:: MATERIAL FOR THE TASK
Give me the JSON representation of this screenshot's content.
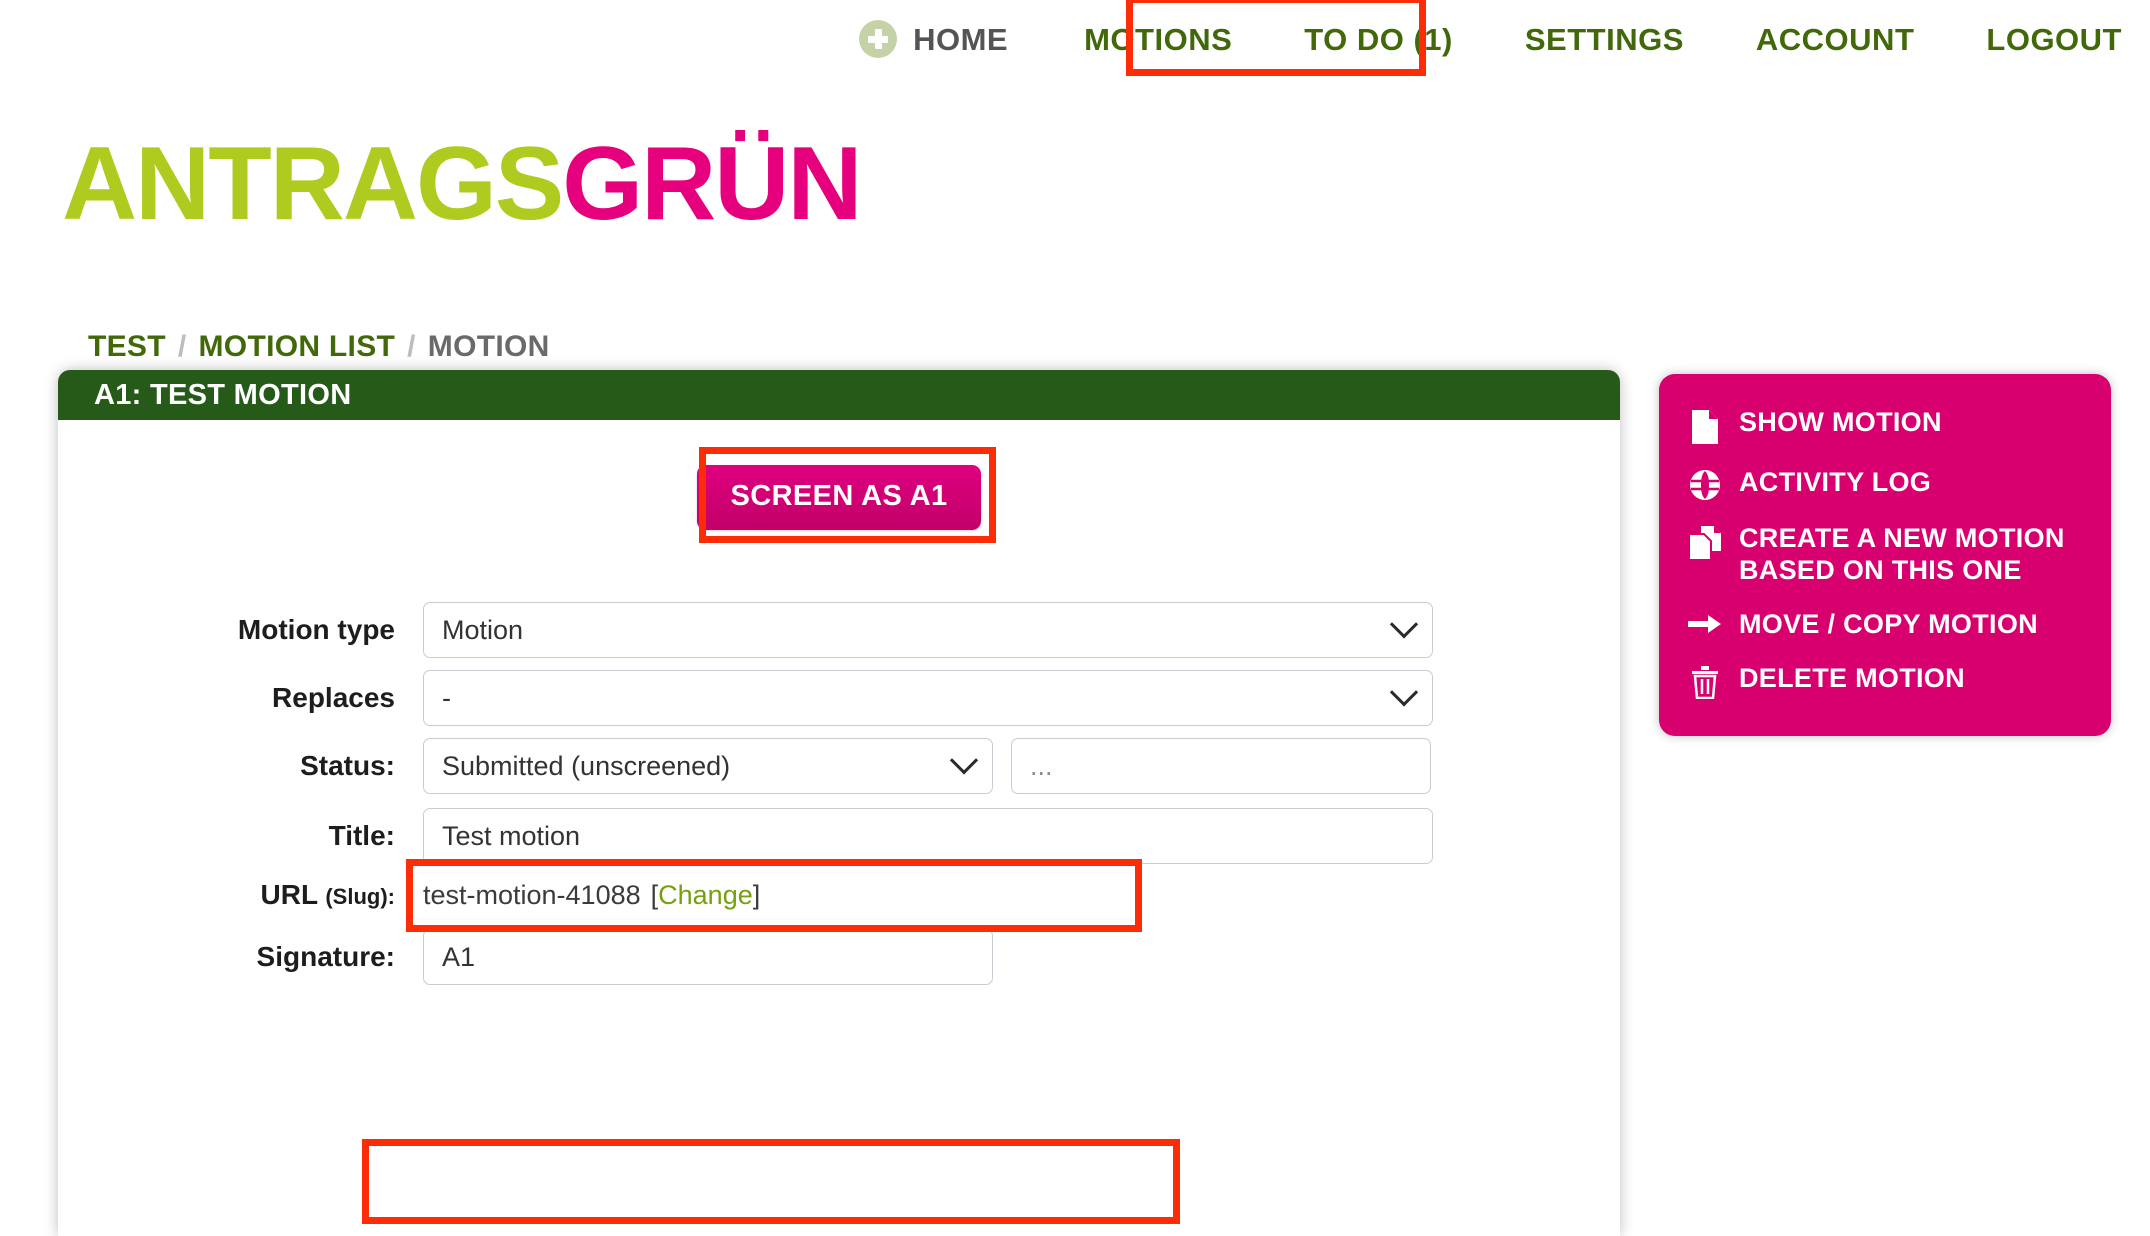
{
  "topnav": {
    "home": {
      "label": "Home",
      "icon": "plus-circle-icon"
    },
    "items": [
      {
        "label": "Motions",
        "name": "motions"
      },
      {
        "label": "To Do (1)",
        "name": "to-do"
      },
      {
        "label": "Settings",
        "name": "settings"
      },
      {
        "label": "Account",
        "name": "account"
      },
      {
        "label": "Logout",
        "name": "logout"
      }
    ]
  },
  "logo": {
    "part1": "ANTRAGS",
    "part2": "GRÜN"
  },
  "breadcrumb": {
    "items": [
      "TEST",
      "MOTION LIST",
      "MOTION"
    ],
    "separator": "/"
  },
  "panel": {
    "title": "A1: Test motion",
    "screen_button": "Screen as A1"
  },
  "form": {
    "motion_type": {
      "label": "Motion type",
      "value": "Motion"
    },
    "replaces": {
      "label": "Replaces",
      "value": "-"
    },
    "status": {
      "label": "Status:",
      "value": "Submitted (unscreened)",
      "note_placeholder": "..."
    },
    "title": {
      "label": "Title:",
      "value": "Test motion"
    },
    "url_slug": {
      "label": "URL",
      "label_small": "(Slug):",
      "value": "test-motion-41088",
      "change_open": "[",
      "change_label": "Change",
      "change_close": "]"
    },
    "signature": {
      "label": "Signature:",
      "value": "A1"
    }
  },
  "sidebar": {
    "items": [
      {
        "label": "Show motion",
        "icon": "document-icon"
      },
      {
        "label": "Activity log",
        "icon": "globe-icon"
      },
      {
        "label": "Create a new motion based on this one",
        "icon": "copy-document-icon"
      },
      {
        "label": "Move / copy motion",
        "icon": "arrow-right-icon"
      },
      {
        "label": "Delete motion",
        "icon": "trash-icon"
      }
    ]
  },
  "colors": {
    "nav_green": "#41690a",
    "panel_green": "#255a18",
    "pink": "#d8006e",
    "logo_green": "#b0cb1f",
    "logo_pink": "#e6007e",
    "highlight_red": "#fb2c06",
    "link_green": "#76a10f"
  }
}
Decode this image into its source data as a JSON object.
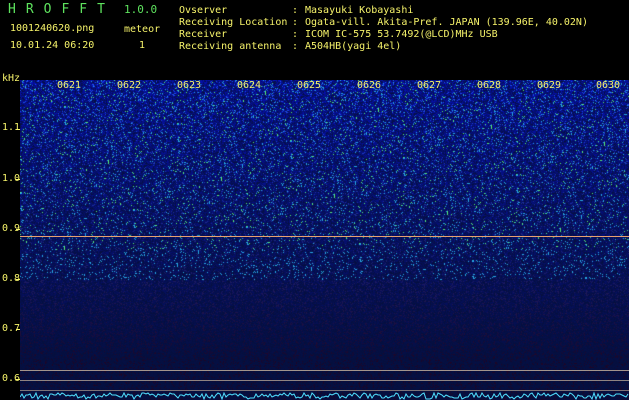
{
  "header": {
    "logo": "HROFFT",
    "version": "1.0.0",
    "filename": "1001240620.png",
    "mode": "meteor",
    "timestamp": "10.01.24 06:20",
    "count": "1"
  },
  "info": [
    {
      "label": "Ovserver",
      "value": "Masayuki Kobayashi"
    },
    {
      "label": "Receiving Location",
      "value": "Ogata-vill. Akita-Pref. JAPAN (139.96E, 40.02N)"
    },
    {
      "label": "Receiver",
      "value": "ICOM IC-575 53.7492(@LCD)MHz USB"
    },
    {
      "label": "Receiving antenna",
      "value": "A504HB(yagi 4el)"
    }
  ],
  "axis": {
    "unit": "kHz",
    "y_ticks": [
      "1.1",
      "1.0",
      "0.9",
      "0.8",
      "0.7",
      "0.6"
    ],
    "time_ticks": [
      "0621",
      "0622",
      "0623",
      "0624",
      "0625",
      "0626",
      "0627",
      "0628",
      "0629",
      "0630"
    ]
  },
  "colors": {
    "text": "#f6f36a",
    "logo": "#5ee35e",
    "carrier_line": "#e8a070",
    "bottom_trace": "#50e0ff"
  }
}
::::
Using the records above, retype everything exactly except the pictures.

EXERCISE ANSWER:
Give me the JSON representation of this screenshot's content.
{
  "topnav": {
    "home": {
      "label": "Home",
      "icon": "plus-circle-icon"
    },
    "items": [
      {
        "label": "Motions",
        "name": "motions"
      },
      {
        "label": "To Do (1)",
        "name": "to-do"
      },
      {
        "label": "Settings",
        "name": "settings"
      },
      {
        "label": "Account",
        "name": "account"
      },
      {
        "label": "Logout",
        "name": "logout"
      }
    ]
  },
  "logo": {
    "part1": "ANTRAGS",
    "part2": "GRÜN"
  },
  "breadcrumb": {
    "items": [
      "TEST",
      "MOTION LIST",
      "MOTION"
    ],
    "separator": "/"
  },
  "panel": {
    "title": "A1: Test motion",
    "screen_button": "Screen as A1"
  },
  "form": {
    "motion_type": {
      "label": "Motion type",
      "value": "Motion"
    },
    "replaces": {
      "label": "Replaces",
      "value": "-"
    },
    "status": {
      "label": "Status:",
      "value": "Submitted (unscreened)",
      "note_placeholder": "..."
    },
    "title": {
      "label": "Title:",
      "value": "Test motion"
    },
    "url_slug": {
      "label": "URL",
      "label_small": "(Slug):",
      "value": "test-motion-41088",
      "change_open": "[",
      "change_label": "Change",
      "change_close": "]"
    },
    "signature": {
      "label": "Signature:",
      "value": "A1"
    }
  },
  "sidebar": {
    "items": [
      {
        "label": "Show motion",
        "icon": "document-icon"
      },
      {
        "label": "Activity log",
        "icon": "globe-icon"
      },
      {
        "label": "Create a new motion based on this one",
        "icon": "copy-document-icon"
      },
      {
        "label": "Move / copy motion",
        "icon": "arrow-right-icon"
      },
      {
        "label": "Delete motion",
        "icon": "trash-icon"
      }
    ]
  },
  "colors": {
    "nav_green": "#41690a",
    "panel_green": "#255a18",
    "pink": "#d8006e",
    "logo_green": "#b0cb1f",
    "logo_pink": "#e6007e",
    "highlight_red": "#fb2c06",
    "link_green": "#76a10f"
  }
}
Decode this image into its source data as a JSON object.
{
  "header": {
    "logo": "HROFFT",
    "version": "1.0.0",
    "filename": "1001240620.png",
    "mode": "meteor",
    "timestamp": "10.01.24 06:20",
    "count": "1"
  },
  "info": [
    {
      "label": "Ovserver",
      "value": "Masayuki Kobayashi"
    },
    {
      "label": "Receiving Location",
      "value": "Ogata-vill. Akita-Pref. JAPAN (139.96E, 40.02N)"
    },
    {
      "label": "Receiver",
      "value": "ICOM IC-575 53.7492(@LCD)MHz USB"
    },
    {
      "label": "Receiving antenna",
      "value": "A504HB(yagi 4el)"
    }
  ],
  "axis": {
    "unit": "kHz",
    "y_ticks": [
      "1.1",
      "1.0",
      "0.9",
      "0.8",
      "0.7",
      "0.6"
    ],
    "time_ticks": [
      "0621",
      "0622",
      "0623",
      "0624",
      "0625",
      "0626",
      "0627",
      "0628",
      "0629",
      "0630"
    ]
  },
  "colors": {
    "text": "#f6f36a",
    "logo": "#5ee35e",
    "carrier_line": "#e8a070",
    "bottom_trace": "#50e0ff"
  }
}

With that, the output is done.